~~Lundi 3 août 2015,
Je ne cesse de penser au départ de Michel et à Danyèle, son épouse qui reste bien seule désormais.
Je viens de relire les courriers de nous avions échangés depuis le jour de notre rencontre au Salon du Livre de Lorette dans la Loire tout à côté de chez lui.
Voici l'une des nombreuses lettres qu'il m'a expédiée :
Saint-paul, le 13 février 2013,
Bien chère Dana,
J’ai été très touché par votre message, et par les compliments que vous m’avez faits !
Très peiné aussi par le récit de vos souffrances.
Mais surtout en admiration à la lecture (parfois un peu difficile ?) de vos poèmes.
Quel rythme, quel lyrisme, et quelle force d’âme ! Mille bravos.

## [Consigne]
Recopiez l'extrait source entre « Très peiné aussi » et « d’âme ! Mille bravos. », inclus, en substituant « textes » à « poèmes ». Les lignes n'ont aucun rôle dans ce travail.

## [Extrait de données]
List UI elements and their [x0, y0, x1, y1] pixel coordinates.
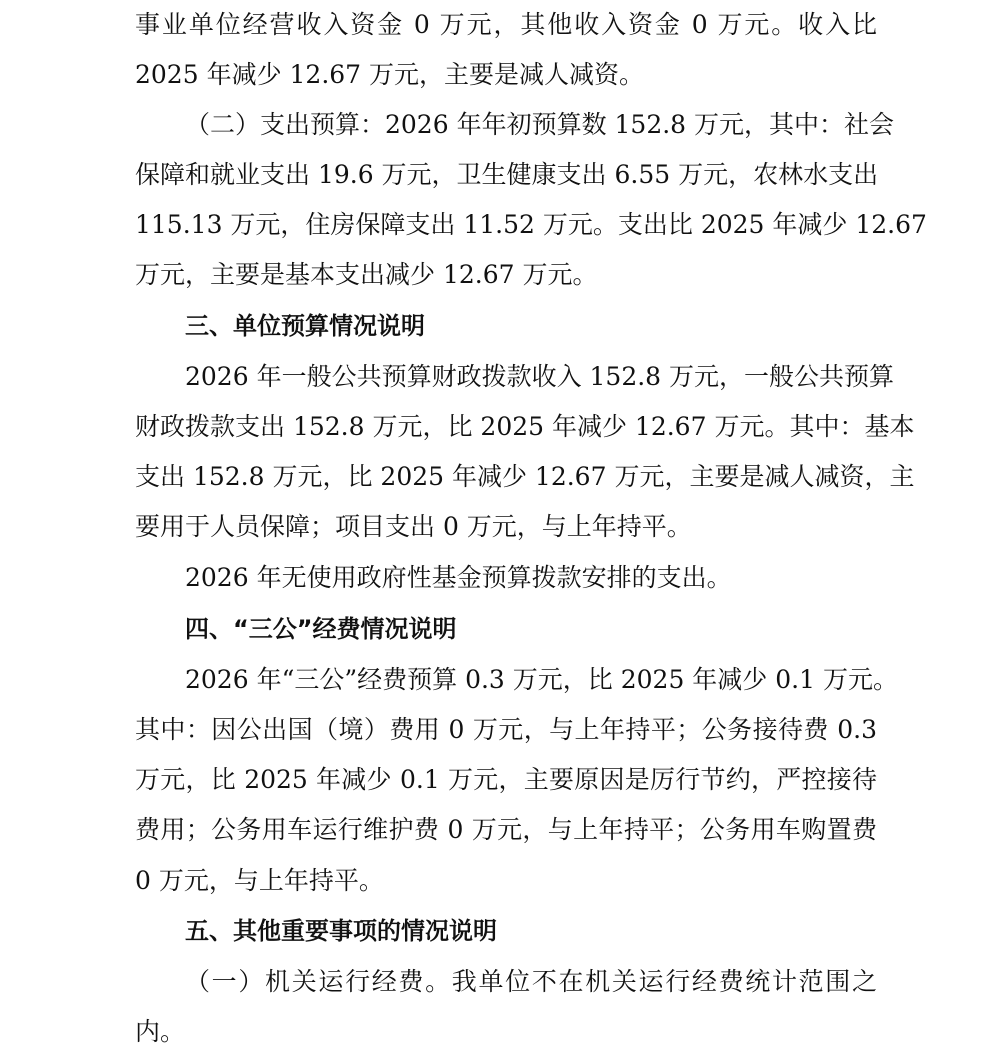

## [Résultat attendu]
Très peiné aussi par le récit de vos souffrances.
Mais surtout en admiration à la lecture (parfois un peu difficile ?) de vos textes.
Quel rythme, quel lyrisme, et quelle force d’âme ! Mille bravos.